= Objective =
Scan the material that follows. Copy every line containing the word "size".

%%

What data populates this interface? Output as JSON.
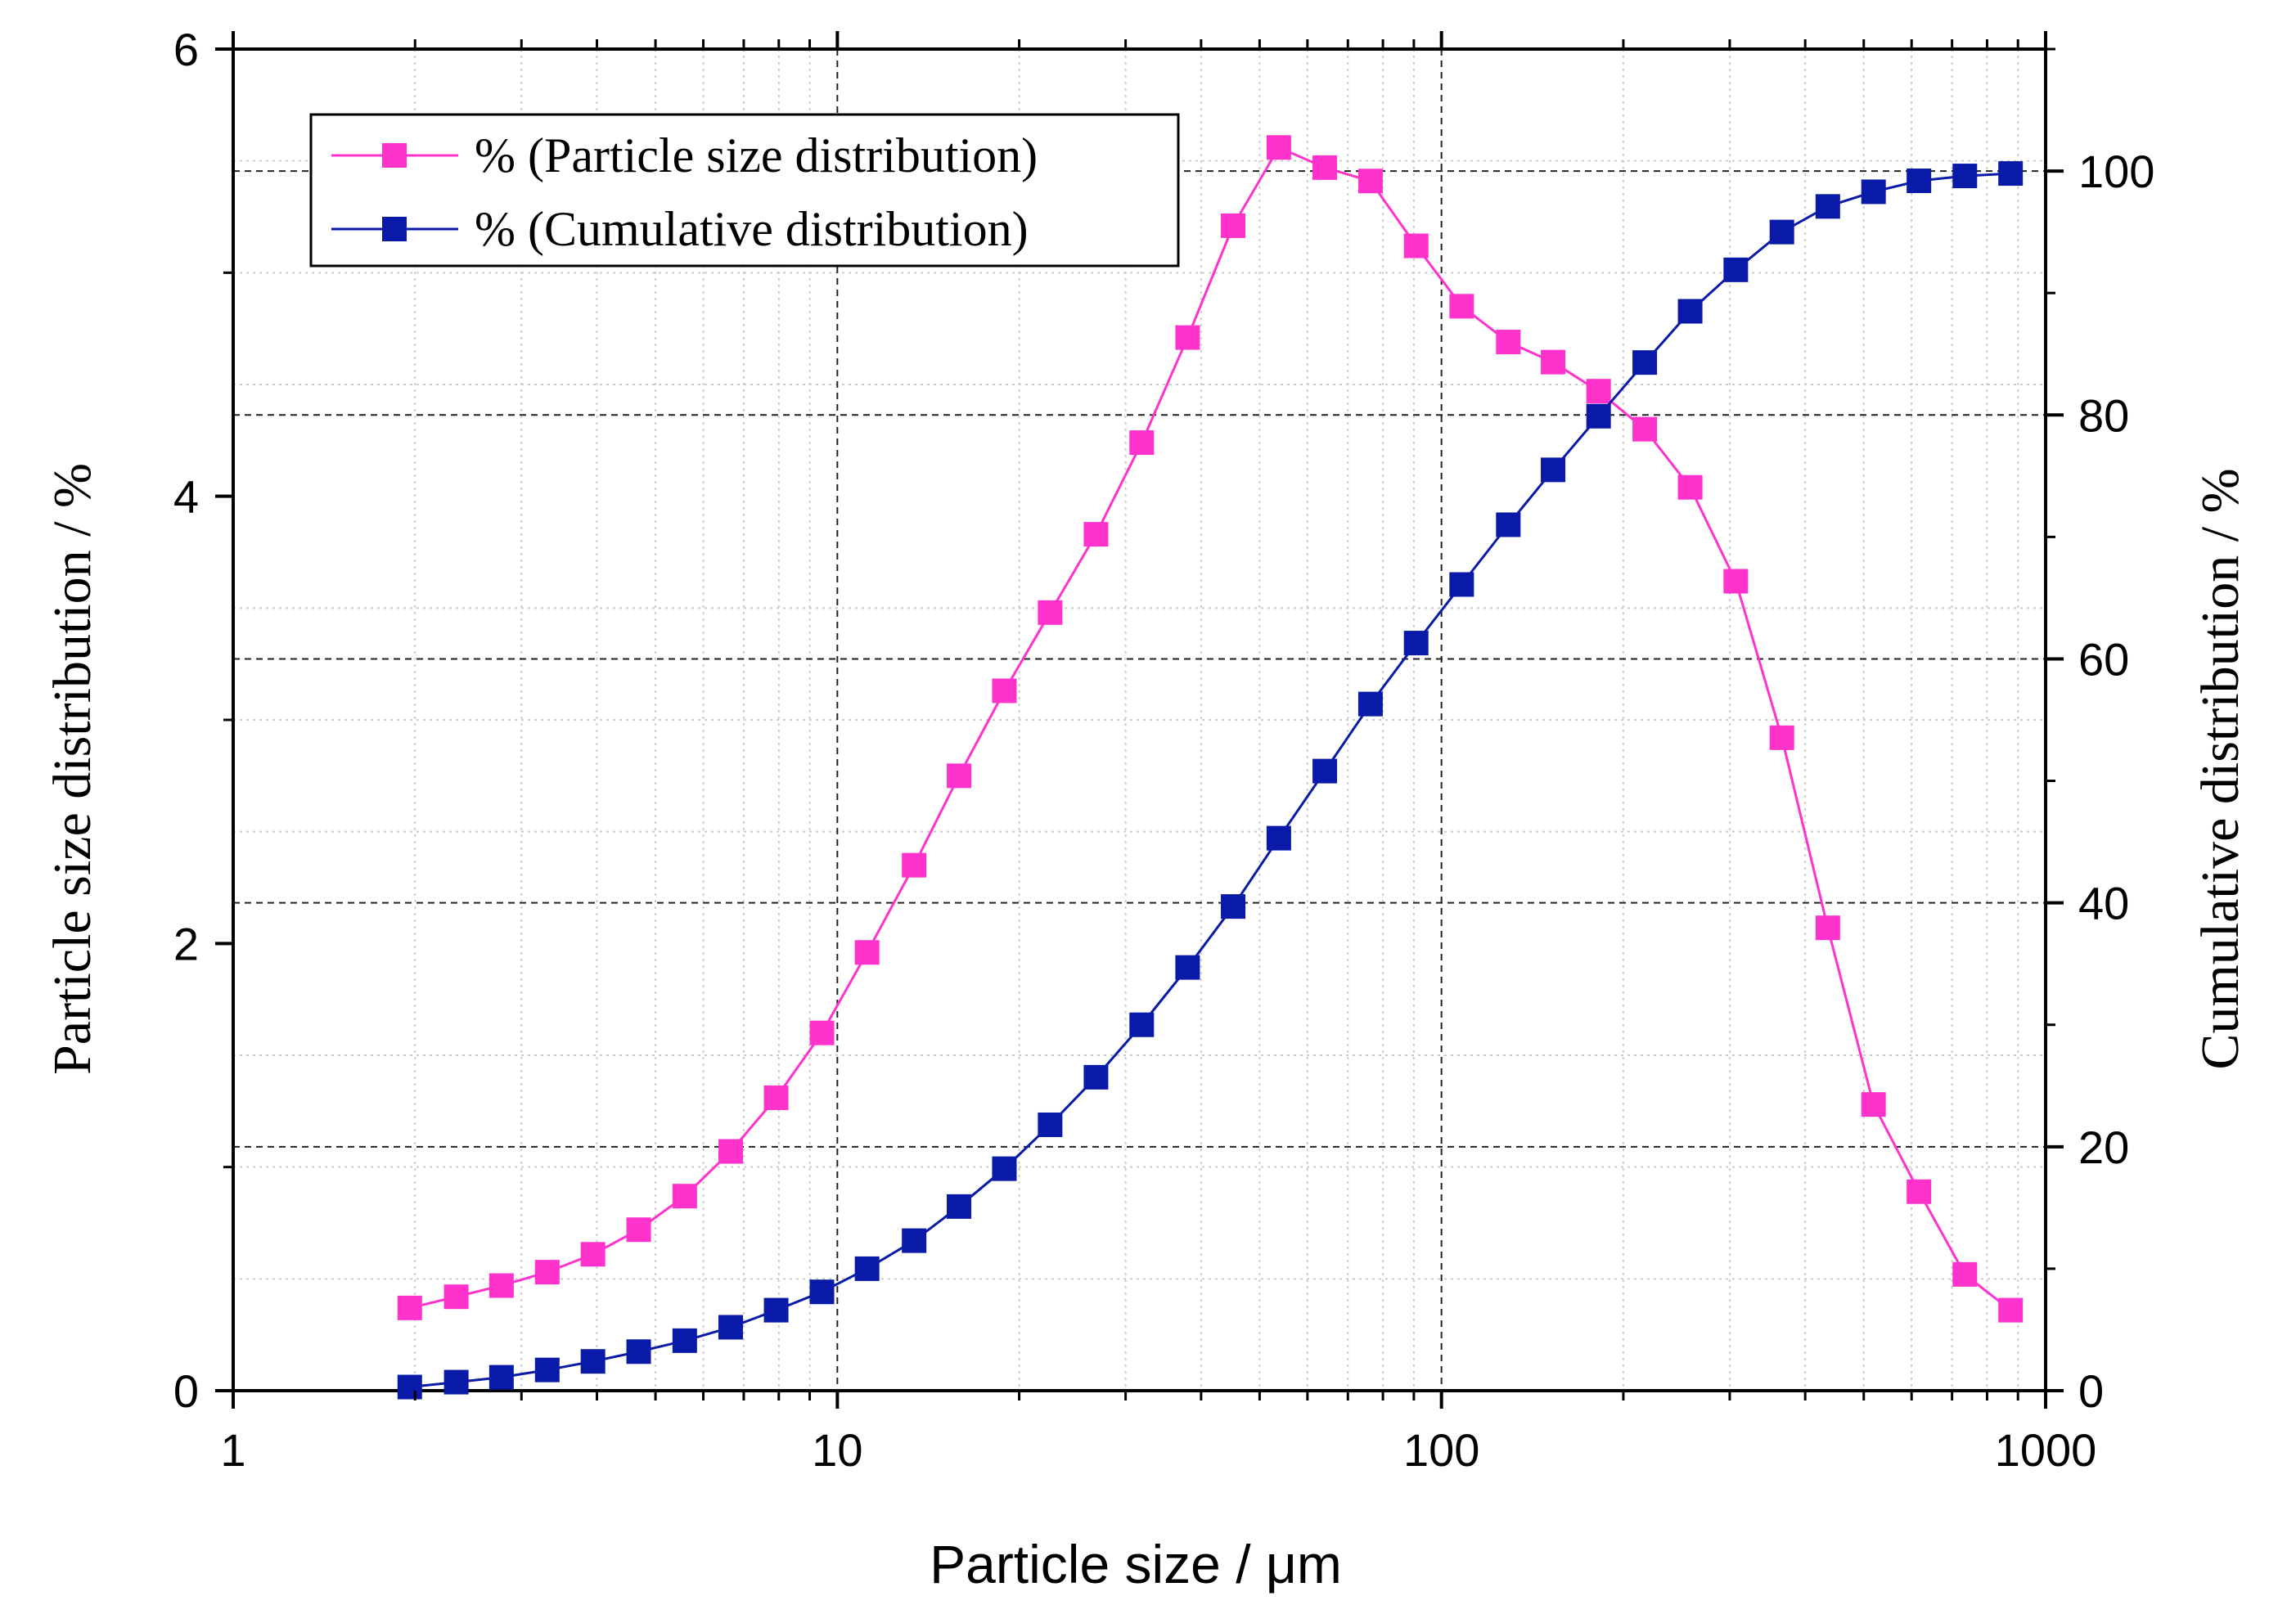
{
  "chart_data": {
    "type": "line",
    "x_scale": "log",
    "xlabel": "Particle size / μm",
    "ylabel_left": "Particle size distribution / %",
    "ylabel_right": "Cumulative distribution / %",
    "xlim": [
      1,
      1000
    ],
    "ylim_left": [
      0,
      6
    ],
    "ylim_right": [
      0,
      110
    ],
    "x_ticks": [
      1,
      10,
      100,
      1000
    ],
    "x_tick_labels": [
      "1",
      "10",
      "100",
      "1000"
    ],
    "y_left_ticks": [
      0,
      2,
      4,
      6
    ],
    "y_left_tick_labels": [
      "0",
      "2",
      "4",
      "6"
    ],
    "y_right_ticks": [
      0,
      20,
      40,
      60,
      80,
      100
    ],
    "y_right_tick_labels": [
      "0",
      "20",
      "40",
      "60",
      "80",
      "100"
    ],
    "grid": true,
    "legend_position": "top-left",
    "x": [
      1.96,
      2.34,
      2.78,
      3.31,
      3.94,
      4.69,
      5.59,
      6.66,
      7.92,
      9.43,
      11.2,
      13.4,
      15.9,
      18.9,
      22.5,
      26.8,
      31.9,
      38.0,
      45.2,
      53.8,
      64.1,
      76.3,
      90.8,
      108,
      129,
      153,
      182,
      217,
      258,
      307,
      366,
      436,
      519,
      617,
      735,
      875
    ],
    "series": [
      {
        "name": "% (Particle size distribution)",
        "axis": "left",
        "color": "#ff33cc",
        "marker": "square",
        "values": [
          0.37,
          0.42,
          0.47,
          0.53,
          0.61,
          0.72,
          0.87,
          1.07,
          1.31,
          1.6,
          1.96,
          2.35,
          2.75,
          3.13,
          3.48,
          3.83,
          4.24,
          4.71,
          5.21,
          5.56,
          5.47,
          5.41,
          5.12,
          4.85,
          4.69,
          4.6,
          4.47,
          4.3,
          4.04,
          3.62,
          2.92,
          2.07,
          1.28,
          0.89,
          0.52,
          0.36
        ]
      },
      {
        "name": "% (Cumulative distribution)",
        "axis": "right",
        "color": "#0a1aa8",
        "marker": "square",
        "values": [
          0.3,
          0.7,
          1.1,
          1.7,
          2.4,
          3.2,
          4.1,
          5.2,
          6.6,
          8.1,
          10.0,
          12.3,
          15.1,
          18.2,
          21.8,
          25.7,
          30.0,
          34.7,
          39.7,
          45.3,
          50.8,
          56.3,
          61.3,
          66.1,
          71.0,
          75.5,
          79.9,
          84.3,
          88.5,
          91.9,
          95.0,
          97.1,
          98.3,
          99.2,
          99.6,
          99.8
        ]
      }
    ]
  }
}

%%

= Finished exercise =
    "xlabel": "Particle size / μm",
    "ylabel_left": "Particle size distribution / %",
        "name": "% (Particle size distribution)",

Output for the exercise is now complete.